## THE EXERCISE
The data below needs to be returned exactly, line for line.

— begin DATA ROWS —

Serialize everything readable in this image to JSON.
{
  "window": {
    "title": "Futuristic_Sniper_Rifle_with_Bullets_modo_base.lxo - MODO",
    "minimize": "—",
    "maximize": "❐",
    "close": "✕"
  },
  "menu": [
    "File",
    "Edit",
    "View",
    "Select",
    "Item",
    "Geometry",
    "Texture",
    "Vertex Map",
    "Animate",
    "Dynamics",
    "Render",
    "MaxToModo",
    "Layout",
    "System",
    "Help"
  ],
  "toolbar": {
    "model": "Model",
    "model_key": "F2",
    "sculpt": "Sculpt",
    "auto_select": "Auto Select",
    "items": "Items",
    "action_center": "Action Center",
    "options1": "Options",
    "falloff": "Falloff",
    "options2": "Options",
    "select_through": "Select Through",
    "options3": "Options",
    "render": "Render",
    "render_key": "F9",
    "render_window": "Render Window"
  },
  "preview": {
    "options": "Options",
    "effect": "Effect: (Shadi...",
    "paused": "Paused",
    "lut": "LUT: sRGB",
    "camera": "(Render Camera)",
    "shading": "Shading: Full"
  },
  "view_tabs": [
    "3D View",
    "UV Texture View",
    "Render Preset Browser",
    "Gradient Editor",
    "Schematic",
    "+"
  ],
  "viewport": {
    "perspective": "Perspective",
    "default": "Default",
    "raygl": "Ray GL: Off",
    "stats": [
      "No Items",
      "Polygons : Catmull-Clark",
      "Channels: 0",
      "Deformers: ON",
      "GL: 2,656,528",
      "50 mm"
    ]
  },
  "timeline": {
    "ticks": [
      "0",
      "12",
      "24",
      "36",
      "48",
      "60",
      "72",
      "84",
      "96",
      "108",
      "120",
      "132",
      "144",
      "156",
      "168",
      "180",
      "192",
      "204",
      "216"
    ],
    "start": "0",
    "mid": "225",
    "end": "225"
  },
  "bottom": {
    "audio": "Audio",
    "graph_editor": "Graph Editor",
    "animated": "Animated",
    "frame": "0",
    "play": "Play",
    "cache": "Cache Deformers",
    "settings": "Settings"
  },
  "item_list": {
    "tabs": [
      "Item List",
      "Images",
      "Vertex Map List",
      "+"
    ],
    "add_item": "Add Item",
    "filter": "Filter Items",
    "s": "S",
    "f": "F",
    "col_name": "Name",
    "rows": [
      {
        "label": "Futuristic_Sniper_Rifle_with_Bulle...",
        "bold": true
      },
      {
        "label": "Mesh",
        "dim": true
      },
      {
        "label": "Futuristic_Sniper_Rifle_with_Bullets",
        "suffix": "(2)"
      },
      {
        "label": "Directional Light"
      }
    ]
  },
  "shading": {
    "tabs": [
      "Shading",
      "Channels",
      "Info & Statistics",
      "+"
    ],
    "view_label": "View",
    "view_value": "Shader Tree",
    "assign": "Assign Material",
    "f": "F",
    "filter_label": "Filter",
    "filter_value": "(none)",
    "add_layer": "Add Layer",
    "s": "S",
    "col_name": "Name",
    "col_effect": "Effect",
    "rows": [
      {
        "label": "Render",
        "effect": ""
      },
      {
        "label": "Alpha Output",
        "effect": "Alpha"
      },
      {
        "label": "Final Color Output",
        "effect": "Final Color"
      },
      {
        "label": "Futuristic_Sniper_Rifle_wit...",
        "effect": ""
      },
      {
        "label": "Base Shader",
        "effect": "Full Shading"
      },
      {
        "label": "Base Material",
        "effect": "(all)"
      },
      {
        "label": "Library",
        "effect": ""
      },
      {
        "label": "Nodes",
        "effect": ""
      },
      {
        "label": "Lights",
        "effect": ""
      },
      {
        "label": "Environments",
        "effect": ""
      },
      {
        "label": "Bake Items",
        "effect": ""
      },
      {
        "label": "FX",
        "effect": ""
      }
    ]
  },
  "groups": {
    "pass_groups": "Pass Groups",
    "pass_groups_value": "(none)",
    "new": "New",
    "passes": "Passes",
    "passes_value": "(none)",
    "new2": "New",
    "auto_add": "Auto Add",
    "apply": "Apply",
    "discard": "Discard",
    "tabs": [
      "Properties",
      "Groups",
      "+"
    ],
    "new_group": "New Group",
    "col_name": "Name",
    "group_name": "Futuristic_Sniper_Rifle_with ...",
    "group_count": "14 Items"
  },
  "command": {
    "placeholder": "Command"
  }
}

— end DATA ROWS —

## EXPECTED OUTPUT
Serialize everything readable in this image to JSON.
{
  "window": {
    "title": "Futuristic_Sniper_Rifle_with_Bullets_modo_base.lxo - MODO",
    "minimize": "—",
    "maximize": "❐",
    "close": "✕"
  },
  "menu": [
    "File",
    "Edit",
    "View",
    "Select",
    "Item",
    "Geometry",
    "Texture",
    "Vertex Map",
    "Animate",
    "Dynamics",
    "Render",
    "MaxToModo",
    "Layout",
    "System",
    "Help"
  ],
  "toolbar": {
    "model": "Model",
    "model_key": "F2",
    "sculpt": "Sculpt",
    "auto_select": "Auto Select",
    "items": "Items",
    "action_center": "Action Center",
    "options1": "Options",
    "falloff": "Falloff",
    "options2": "Options",
    "select_through": "Select Through",
    "options3": "Options",
    "render": "Render",
    "render_key": "F9",
    "render_window": "Render Window"
  },
  "preview": {
    "options": "Options",
    "effect": "Effect: (Shadi...",
    "paused": "Paused",
    "lut": "LUT: sRGB",
    "camera": "(Render Camera)",
    "shading": "Shading: Full"
  },
  "view_tabs": [
    "3D View",
    "UV Texture View",
    "Render Preset Browser",
    "Gradient Editor",
    "Schematic",
    "+"
  ],
  "viewport": {
    "perspective": "Perspective",
    "default": "Default",
    "raygl": "Ray GL: Off",
    "stats": [
      "No Items",
      "Polygons : Catmull-Clark",
      "Channels: 0",
      "Deformers: ON",
      "GL: 2,656,528",
      "50 mm"
    ]
  },
  "timeline": {
    "ticks": [
      "0",
      "12",
      "24",
      "36",
      "48",
      "60",
      "72",
      "84",
      "96",
      "108",
      "120",
      "132",
      "144",
      "156",
      "168",
      "180",
      "192",
      "204",
      "216"
    ],
    "start": "0",
    "mid": "225",
    "end": "225"
  },
  "bottom": {
    "audio": "Audio",
    "graph_editor": "Graph Editor",
    "animated": "Animated",
    "frame": "0",
    "play": "Play",
    "cache": "Cache Deformers",
    "settings": "Settings"
  },
  "item_list": {
    "tabs": [
      "Item List",
      "Images",
      "Vertex Map List",
      "+"
    ],
    "add_item": "Add Item",
    "filter": "Filter Items",
    "s": "S",
    "f": "F",
    "col_name": "Name",
    "rows": [
      {
        "label": "Futuristic_Sniper_Rifle_with_Bulle...",
        "bold": true
      },
      {
        "label": "Mesh",
        "dim": true
      },
      {
        "label": "Futuristic_Sniper_Rifle_with_Bullets",
        "suffix": "(2)"
      },
      {
        "label": "Directional Light"
      }
    ]
  },
  "shading": {
    "tabs": [
      "Shading",
      "Channels",
      "Info & Statistics",
      "+"
    ],
    "view_label": "View",
    "view_value": "Shader Tree",
    "assign": "Assign Material",
    "f": "F",
    "filter_label": "Filter",
    "filter_value": "(none)",
    "add_layer": "Add Layer",
    "s": "S",
    "col_name": "Name",
    "col_effect": "Effect",
    "rows": [
      {
        "label": "Render",
        "effect": ""
      },
      {
        "label": "Alpha Output",
        "effect": "Alpha"
      },
      {
        "label": "Final Color Output",
        "effect": "Final Color"
      },
      {
        "label": "Futuristic_Sniper_Rifle_wit...",
        "effect": ""
      },
      {
        "label": "Base Shader",
        "effect": "Full Shading"
      },
      {
        "label": "Base Material",
        "effect": "(all)"
      },
      {
        "label": "Library",
        "effect": ""
      },
      {
        "label": "Nodes",
        "effect": ""
      },
      {
        "label": "Lights",
        "effect": ""
      },
      {
        "label": "Environments",
        "effect": ""
      },
      {
        "label": "Bake Items",
        "effect": ""
      },
      {
        "label": "FX",
        "effect": ""
      }
    ]
  },
  "groups": {
    "pass_groups": "Pass Groups",
    "pass_groups_value": "(none)",
    "new": "New",
    "passes": "Passes",
    "passes_value": "(none)",
    "new2": "New",
    "auto_add": "Auto Add",
    "apply": "Apply",
    "discard": "Discard",
    "tabs": [
      "Properties",
      "Groups",
      "+"
    ],
    "new_group": "New Group",
    "col_name": "Name",
    "group_name": "Futuristic_Sniper_Rifle_with ...",
    "group_count": "14 Items"
  },
  "command": {
    "placeholder": "Command"
  }
}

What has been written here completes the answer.